• [SET EXERCISE]: Search the data for the word "this". Reproduce every line where it is found.
● ● ● ● ● ● ●
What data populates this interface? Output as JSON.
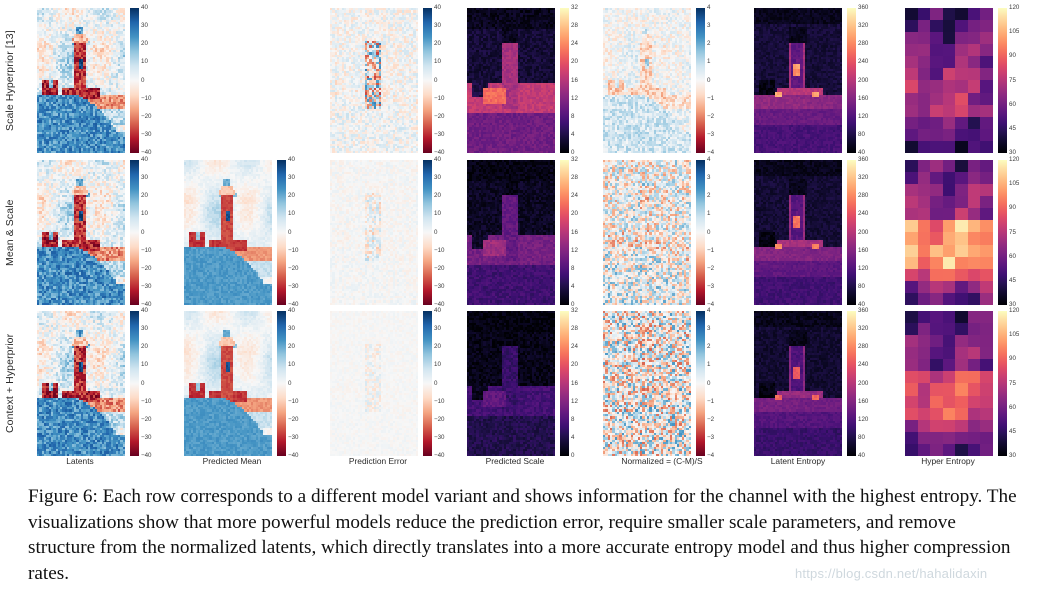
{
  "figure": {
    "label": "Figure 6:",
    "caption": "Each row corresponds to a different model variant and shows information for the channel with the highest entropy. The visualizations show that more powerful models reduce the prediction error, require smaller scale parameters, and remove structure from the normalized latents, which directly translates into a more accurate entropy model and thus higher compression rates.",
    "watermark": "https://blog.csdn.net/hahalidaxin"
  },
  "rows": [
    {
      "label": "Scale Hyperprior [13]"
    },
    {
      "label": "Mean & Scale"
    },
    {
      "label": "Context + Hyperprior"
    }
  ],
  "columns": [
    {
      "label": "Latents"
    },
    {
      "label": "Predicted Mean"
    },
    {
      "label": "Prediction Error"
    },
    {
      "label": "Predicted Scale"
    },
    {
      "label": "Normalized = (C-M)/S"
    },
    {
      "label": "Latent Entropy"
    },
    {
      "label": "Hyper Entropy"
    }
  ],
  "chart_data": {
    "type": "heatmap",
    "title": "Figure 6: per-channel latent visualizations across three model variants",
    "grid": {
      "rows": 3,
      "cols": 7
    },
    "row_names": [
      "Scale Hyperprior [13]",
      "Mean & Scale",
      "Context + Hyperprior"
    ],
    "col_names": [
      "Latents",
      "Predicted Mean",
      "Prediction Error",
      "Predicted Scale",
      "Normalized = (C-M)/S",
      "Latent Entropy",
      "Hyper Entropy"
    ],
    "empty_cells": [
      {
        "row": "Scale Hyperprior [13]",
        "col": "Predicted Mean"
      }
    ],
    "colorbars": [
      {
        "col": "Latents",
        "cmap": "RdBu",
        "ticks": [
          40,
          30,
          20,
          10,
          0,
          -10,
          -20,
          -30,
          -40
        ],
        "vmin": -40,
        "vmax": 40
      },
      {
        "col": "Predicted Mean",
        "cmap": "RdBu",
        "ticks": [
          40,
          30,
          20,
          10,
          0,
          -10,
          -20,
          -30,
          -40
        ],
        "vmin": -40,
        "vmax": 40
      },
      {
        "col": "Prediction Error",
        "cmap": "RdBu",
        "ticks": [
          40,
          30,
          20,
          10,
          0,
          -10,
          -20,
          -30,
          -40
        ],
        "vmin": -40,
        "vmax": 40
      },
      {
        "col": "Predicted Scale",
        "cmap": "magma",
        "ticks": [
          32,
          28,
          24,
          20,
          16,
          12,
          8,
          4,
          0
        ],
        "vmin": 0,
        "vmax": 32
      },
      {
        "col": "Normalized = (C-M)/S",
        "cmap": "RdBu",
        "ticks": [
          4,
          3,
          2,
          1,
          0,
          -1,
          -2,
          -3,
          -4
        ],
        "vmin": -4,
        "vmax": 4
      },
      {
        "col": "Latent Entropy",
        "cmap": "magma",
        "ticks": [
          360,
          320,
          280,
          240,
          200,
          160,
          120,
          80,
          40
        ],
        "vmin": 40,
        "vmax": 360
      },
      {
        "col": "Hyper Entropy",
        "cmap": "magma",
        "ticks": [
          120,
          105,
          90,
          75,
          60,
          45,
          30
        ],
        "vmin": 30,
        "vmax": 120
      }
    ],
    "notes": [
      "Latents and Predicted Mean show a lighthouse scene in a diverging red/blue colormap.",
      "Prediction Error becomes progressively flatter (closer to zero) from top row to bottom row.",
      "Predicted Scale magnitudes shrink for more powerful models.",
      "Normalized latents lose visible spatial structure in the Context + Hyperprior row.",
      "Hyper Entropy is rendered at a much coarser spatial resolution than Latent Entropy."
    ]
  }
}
● ● ● ● ● ● ●
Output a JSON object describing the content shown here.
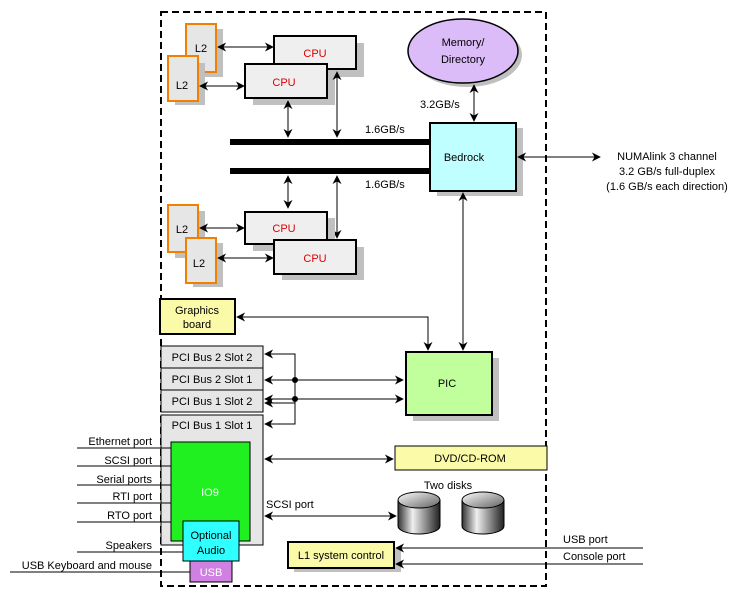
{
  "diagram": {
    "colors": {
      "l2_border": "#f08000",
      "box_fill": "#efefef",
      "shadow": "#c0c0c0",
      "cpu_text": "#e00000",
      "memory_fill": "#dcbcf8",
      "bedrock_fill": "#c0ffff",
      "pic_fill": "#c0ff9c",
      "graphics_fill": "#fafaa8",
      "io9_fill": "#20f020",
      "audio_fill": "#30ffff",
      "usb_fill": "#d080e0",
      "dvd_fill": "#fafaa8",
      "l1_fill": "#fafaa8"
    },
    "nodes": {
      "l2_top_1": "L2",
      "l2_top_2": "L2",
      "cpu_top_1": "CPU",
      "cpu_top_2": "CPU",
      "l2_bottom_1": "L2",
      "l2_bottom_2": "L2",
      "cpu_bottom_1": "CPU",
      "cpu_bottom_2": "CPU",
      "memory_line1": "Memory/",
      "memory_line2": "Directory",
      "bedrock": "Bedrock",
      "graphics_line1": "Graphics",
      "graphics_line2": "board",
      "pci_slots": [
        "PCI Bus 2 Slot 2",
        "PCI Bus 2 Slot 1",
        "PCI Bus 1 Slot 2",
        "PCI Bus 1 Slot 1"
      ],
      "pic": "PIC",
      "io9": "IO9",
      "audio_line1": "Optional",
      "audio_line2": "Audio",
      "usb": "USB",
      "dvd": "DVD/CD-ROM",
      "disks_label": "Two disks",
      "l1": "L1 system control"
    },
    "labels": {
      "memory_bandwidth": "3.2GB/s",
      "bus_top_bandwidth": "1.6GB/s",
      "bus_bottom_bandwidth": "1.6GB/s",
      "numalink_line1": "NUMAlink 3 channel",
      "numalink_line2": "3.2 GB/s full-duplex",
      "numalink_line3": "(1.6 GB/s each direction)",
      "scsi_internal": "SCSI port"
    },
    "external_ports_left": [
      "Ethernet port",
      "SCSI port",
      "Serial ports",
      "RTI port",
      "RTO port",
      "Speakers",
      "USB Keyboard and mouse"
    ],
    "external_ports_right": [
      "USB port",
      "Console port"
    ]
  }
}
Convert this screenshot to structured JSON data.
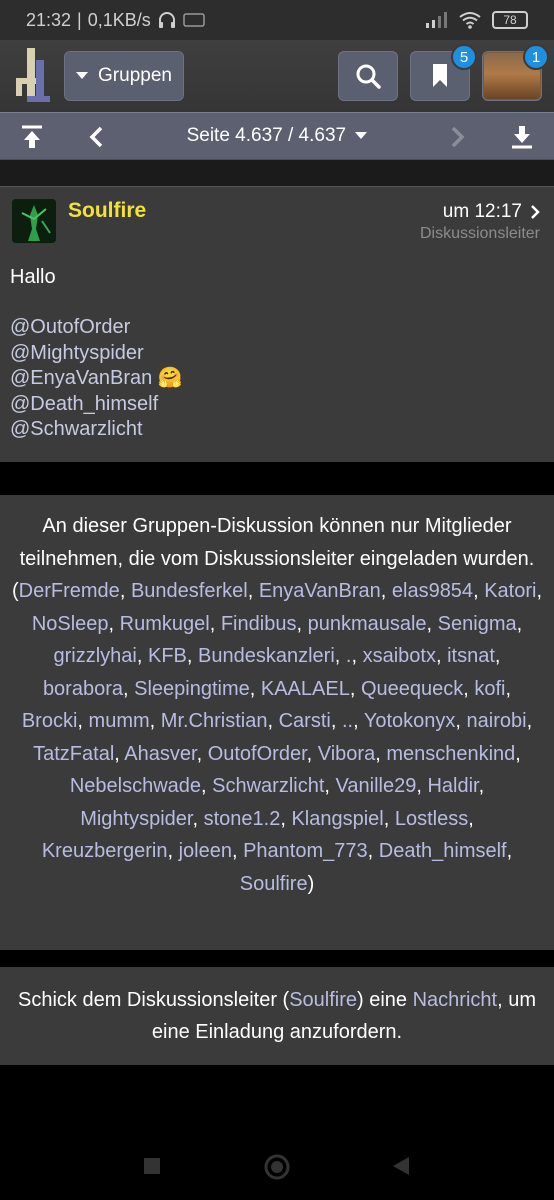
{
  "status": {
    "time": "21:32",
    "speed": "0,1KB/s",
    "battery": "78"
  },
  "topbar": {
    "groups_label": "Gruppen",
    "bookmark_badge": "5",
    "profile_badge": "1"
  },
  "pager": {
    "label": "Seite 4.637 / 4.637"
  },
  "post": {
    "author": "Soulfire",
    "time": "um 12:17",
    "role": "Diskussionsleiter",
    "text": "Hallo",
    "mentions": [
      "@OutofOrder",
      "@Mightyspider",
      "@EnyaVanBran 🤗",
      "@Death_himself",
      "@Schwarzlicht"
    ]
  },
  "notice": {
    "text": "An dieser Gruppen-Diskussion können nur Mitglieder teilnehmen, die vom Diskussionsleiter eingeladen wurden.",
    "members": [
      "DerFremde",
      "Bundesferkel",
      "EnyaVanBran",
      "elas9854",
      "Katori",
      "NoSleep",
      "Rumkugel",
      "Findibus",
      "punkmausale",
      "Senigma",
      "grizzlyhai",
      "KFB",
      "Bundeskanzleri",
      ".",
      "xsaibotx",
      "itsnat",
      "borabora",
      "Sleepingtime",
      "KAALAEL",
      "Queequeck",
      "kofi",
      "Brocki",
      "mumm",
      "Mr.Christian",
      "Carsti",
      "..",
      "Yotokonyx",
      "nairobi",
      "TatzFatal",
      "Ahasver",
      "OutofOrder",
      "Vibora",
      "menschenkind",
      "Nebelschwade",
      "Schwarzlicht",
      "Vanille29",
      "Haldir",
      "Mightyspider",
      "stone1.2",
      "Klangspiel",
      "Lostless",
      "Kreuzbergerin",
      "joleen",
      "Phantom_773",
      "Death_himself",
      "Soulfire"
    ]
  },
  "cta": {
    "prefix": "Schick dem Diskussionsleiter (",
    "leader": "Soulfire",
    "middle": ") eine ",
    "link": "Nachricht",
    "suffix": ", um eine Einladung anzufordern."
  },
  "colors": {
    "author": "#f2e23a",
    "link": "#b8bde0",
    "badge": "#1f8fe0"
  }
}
● ● ● ● ● ● ●
• [TASK RESULT]:
What data populates this interface? Output as JSON.
Convert this screenshot to structured JSON data.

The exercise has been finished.